SOURCE DATA:

[start]

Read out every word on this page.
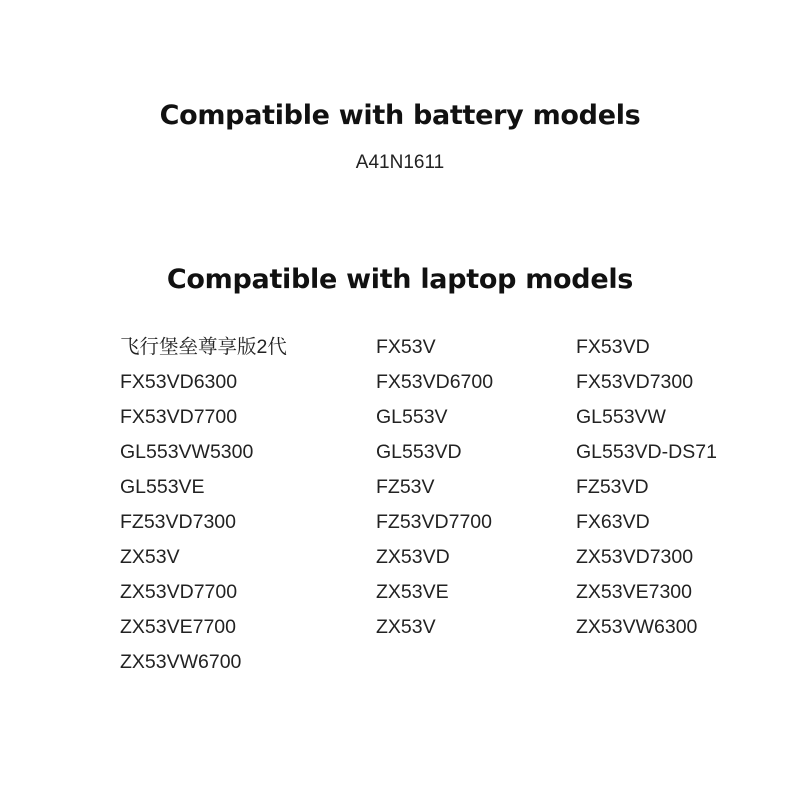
Compatible with battery models
A41N1611
Compatible with laptop models
飞行堡垒尊享版2代
FX53VD6300
FX53VD7700
GL553VW5300
GL553VE
FZ53VD7300
ZX53V
ZX53VD7700
ZX53VE7700
ZX53VW6700
FX53V
FX53VD6700
GL553V
GL553VD
FZ53V
FZ53VD7700
ZX53VD
ZX53VE
ZX53V
FX53VD
FX53VD7300
GL553VW
GL553VD-DS71
FZ53VD
FX63VD
ZX53VD7300
ZX53VE7300
ZX53VW6300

[end]

GOAL: Check each line of the records for the word "with" and extract those that contain it.

EXERCISE SOLUTION:
Compatible with battery models
Compatible with laptop models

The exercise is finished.